## Brief
The line that contains "Output the text content of this document." and every line after it, down to the last one, must be restated word for word, with no pictures.

-------- Entries shown --------

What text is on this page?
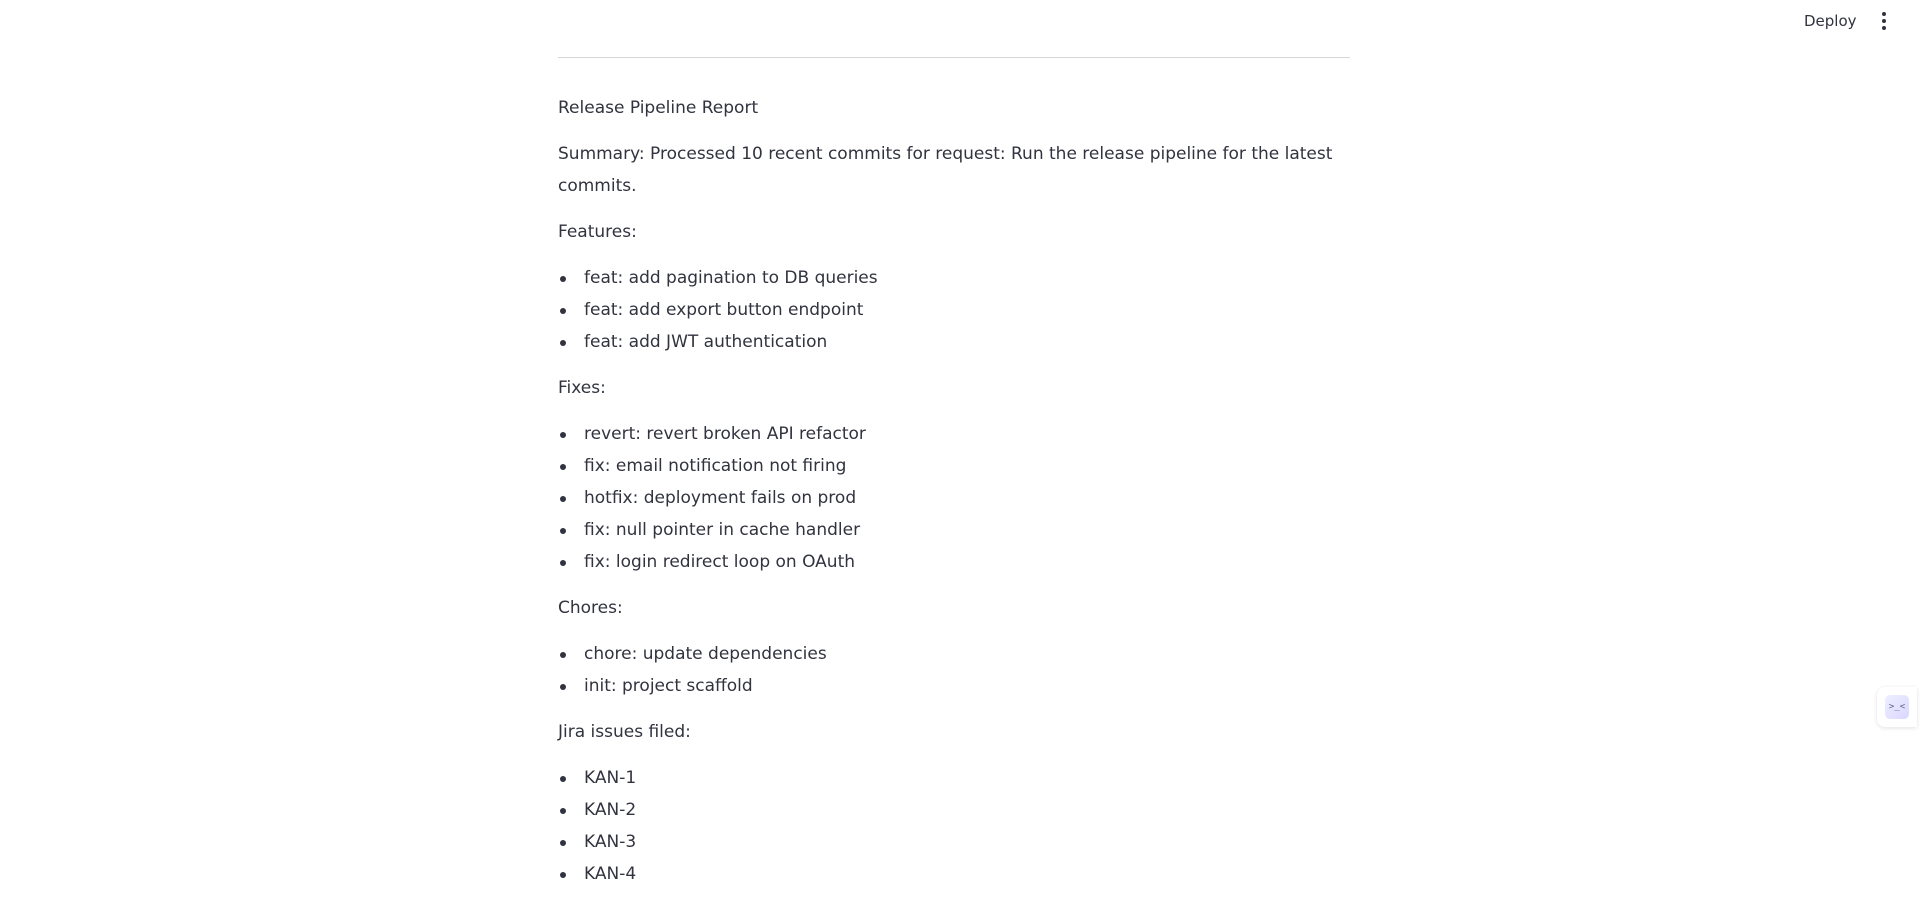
Deploy

Release Pipeline Report

Summary: Processed 10 recent commits for request: Run the release pipeline for the latest commits.

Features:

feat: add pagination to DB queries
feat: add export button endpoint
feat: add JWT authentication

Fixes:

revert: revert broken API refactor
fix: email notification not firing
hotfix: deployment fails on prod
fix: null pointer in cache handler
fix: login redirect loop on OAuth

Chores:

chore: update dependencies
init: project scaffold

Jira issues filed:

KAN-1
KAN-2
KAN-3
KAN-4
>_<
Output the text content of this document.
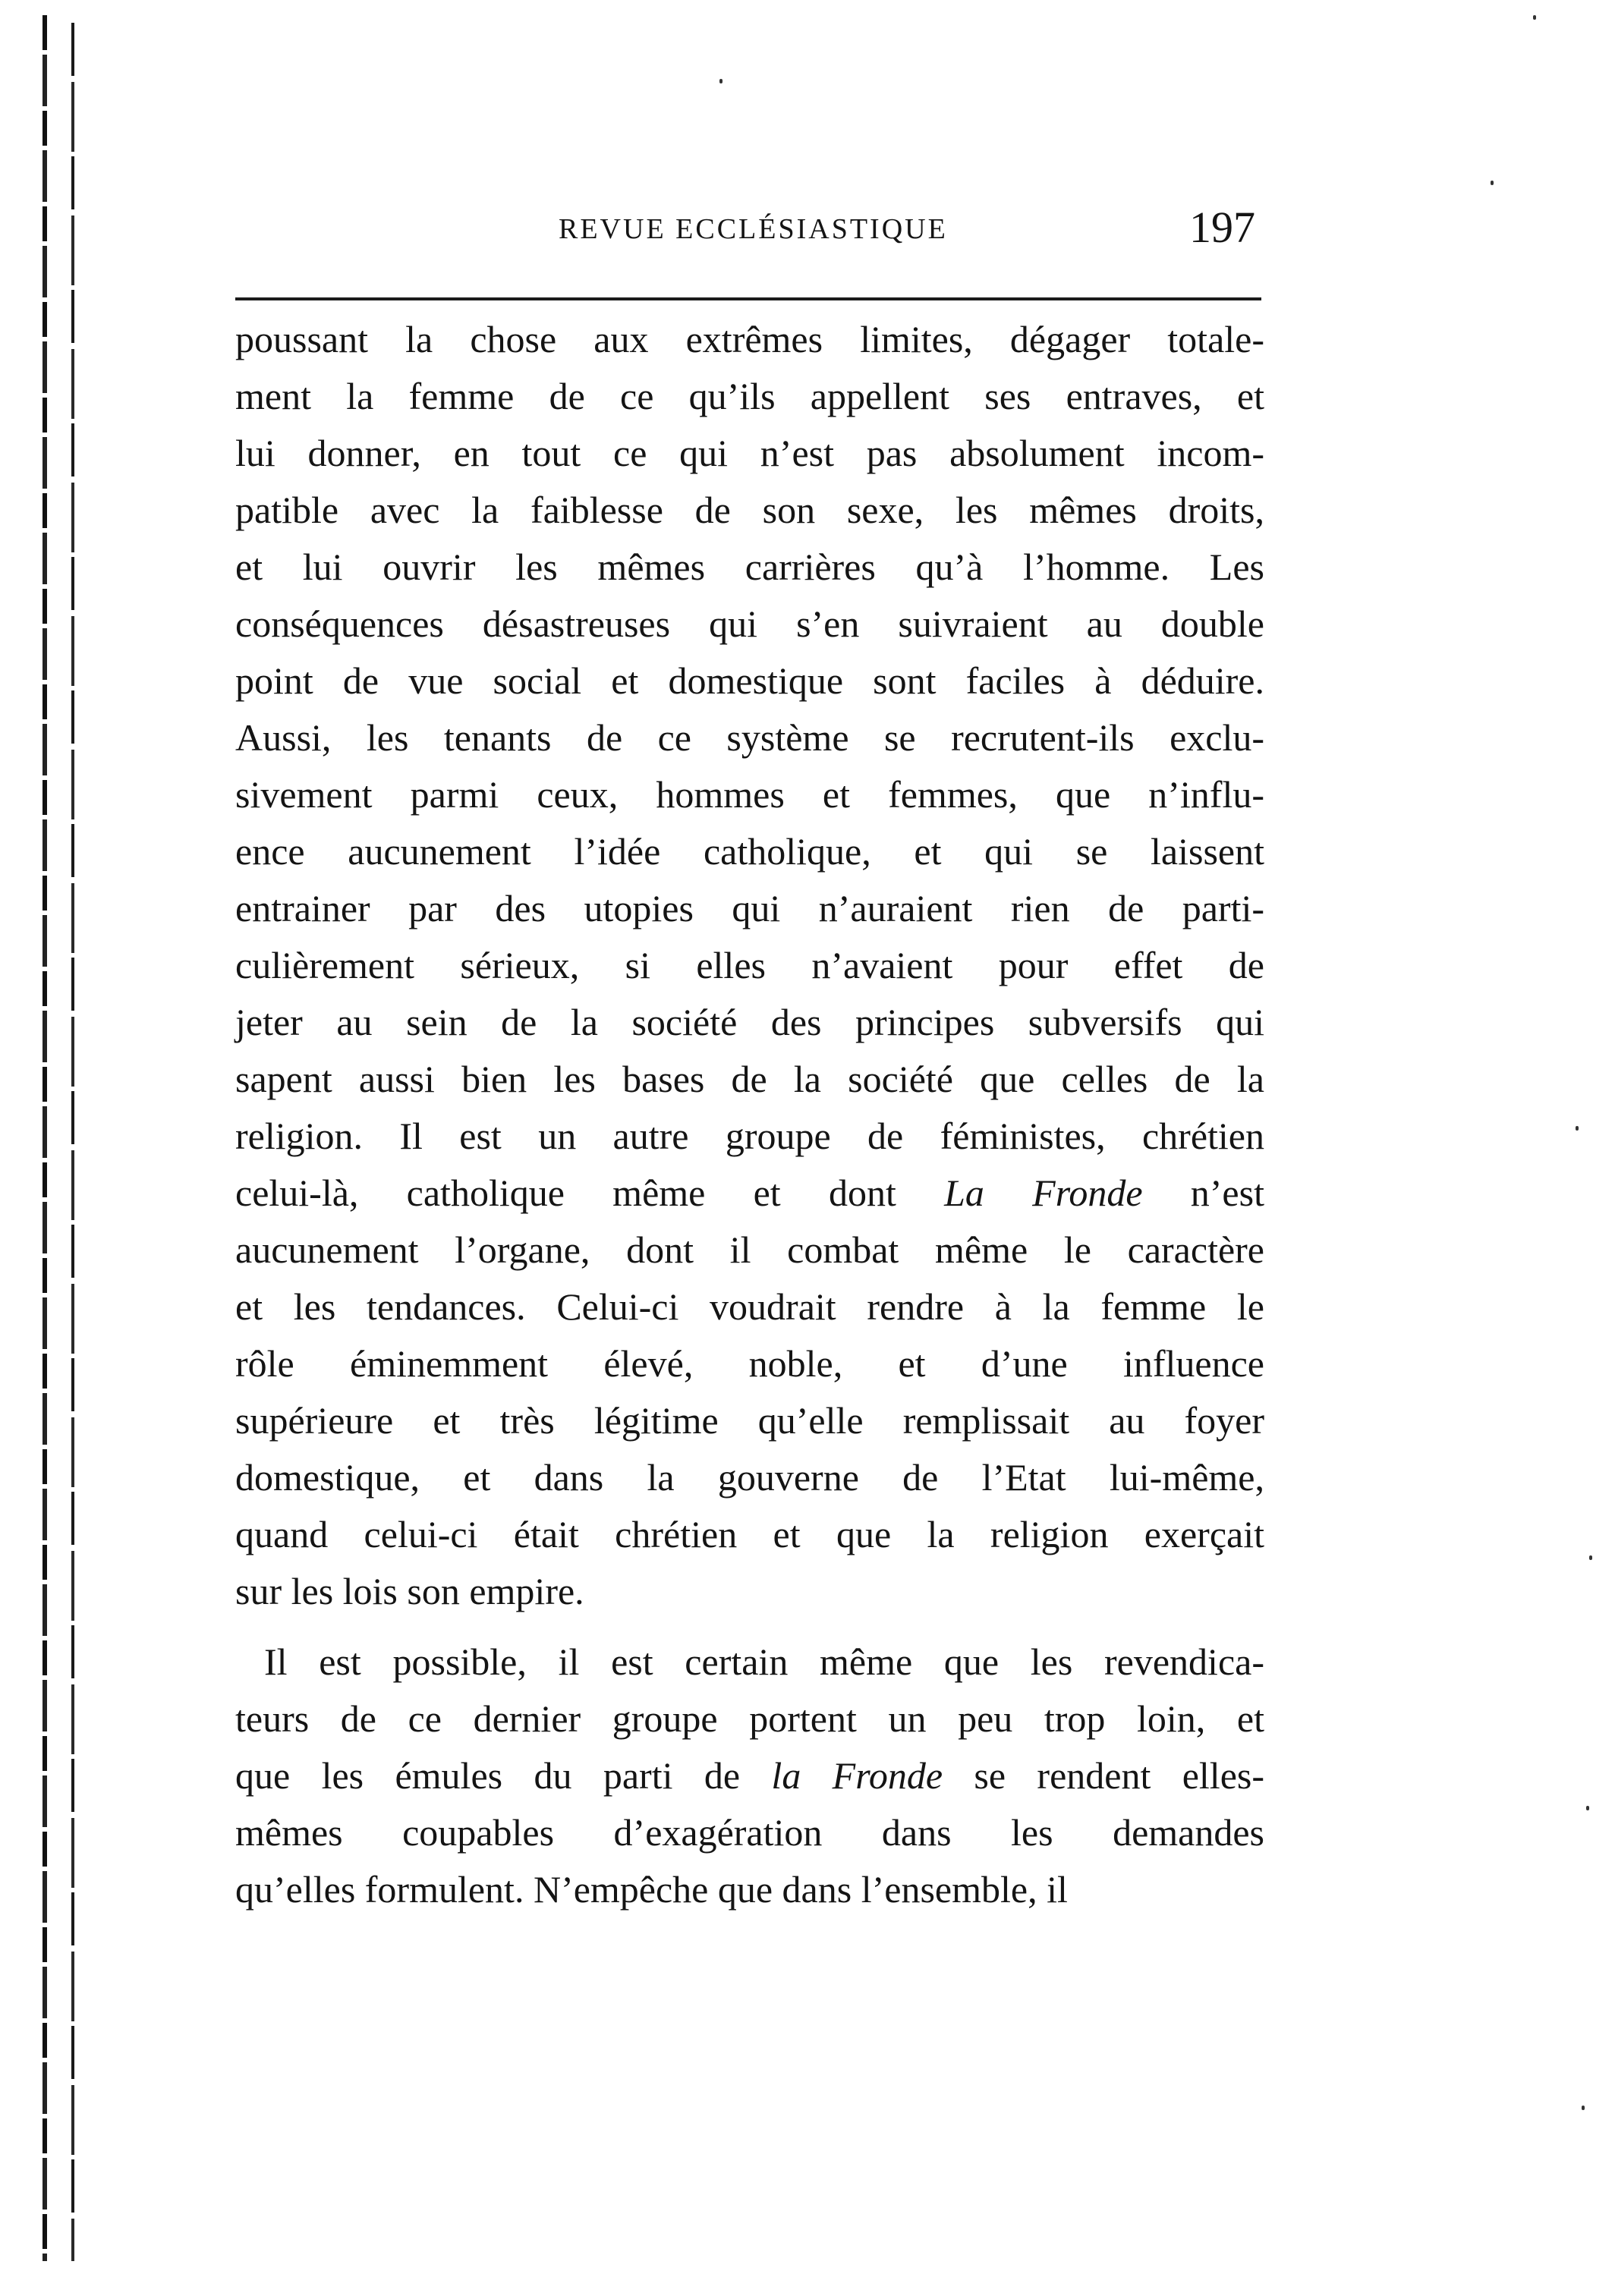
REVUE ECCLÉSIASTIQUE	197
poussant la chose aux extrêmes limites, dégager totale-
ment la femme de ce qu’ils appellent ses entraves, et
lui donner, en tout ce qui n’est pas absolument incom-
patible avec la faiblesse de son sexe, les mêmes droits,
et lui ouvrir les mêmes carrières qu’à l’homme. Les
conséquences désastreuses qui s’en suivraient au double
point de vue social et domestique sont faciles à déduire.
Aussi, les tenants de ce système se recrutent-ils exclu-
sivement parmi ceux, hommes et femmes, que n’influ-
ence aucunement l’idée catholique, et qui se laissent
entrainer par des utopies qui n’auraient rien de parti-
culièrement sérieux, si elles n’avaient pour effet de
jeter au sein de la société des principes subversifs qui
sapent aussi bien les bases de la société que celles de la
religion. Il est un autre groupe de féministes, chrétien
celui-là, catholique même et dont La Fronde n’est
aucunement l’organe, dont il combat même le caractère
et les tendances. Celui-ci voudrait rendre à la femme le
rôle éminemment élevé, noble, et d’une influence
supérieure et très légitime qu’elle remplissait au foyer
domestique, et dans la gouverne de l’Etat lui-même,
quand celui-ci était chrétien et que la religion exerçait
sur les lois son empire.
Il est possible, il est certain même que les revendica-
teurs de ce dernier groupe portent un peu trop loin, et
que les émules du parti de la Fronde se rendent elles-
mêmes coupables d’exagération dans les demandes
qu’elles formulent. N’empêche que dans l’ensemble, il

--------

## Exercise output
Output the text content of this document.
REVUE ECCLÉSIASTIQUE	197
poussant la chose aux extrêmes limites, dégager totale-
ment la femme de ce qu’ils appellent ses entraves, et
lui donner, en tout ce qui n’est pas absolument incom-
patible avec la faiblesse de son sexe, les mêmes droits,
et lui ouvrir les mêmes carrières qu’à l’homme. Les
conséquences désastreuses qui s’en suivraient au double
point de vue social et domestique sont faciles à déduire.
Aussi, les tenants de ce système se recrutent-ils exclu-
sivement parmi ceux, hommes et femmes, que n’influ-
ence aucunement l’idée catholique, et qui se laissent
entrainer par des utopies qui n’auraient rien de parti-
culièrement sérieux, si elles n’avaient pour effet de
jeter au sein de la société des principes subversifs qui
sapent aussi bien les bases de la société que celles de la
religion. Il est un autre groupe de féministes, chrétien
celui-là, catholique même et dont La Fronde n’est
aucunement l’organe, dont il combat même le caractère
et les tendances. Celui-ci voudrait rendre à la femme le
rôle éminemment élevé, noble, et d’une influence
supérieure et très légitime qu’elle remplissait au foyer
domestique, et dans la gouverne de l’Etat lui-même,
quand celui-ci était chrétien et que la religion exerçait
sur les lois son empire.
Il est possible, il est certain même que les revendica-
teurs de ce dernier groupe portent un peu trop loin, et
que les émules du parti de la Fronde se rendent elles-
mêmes coupables d’exagération dans les demandes
qu’elles formulent. N’empêche que dans l’ensemble, il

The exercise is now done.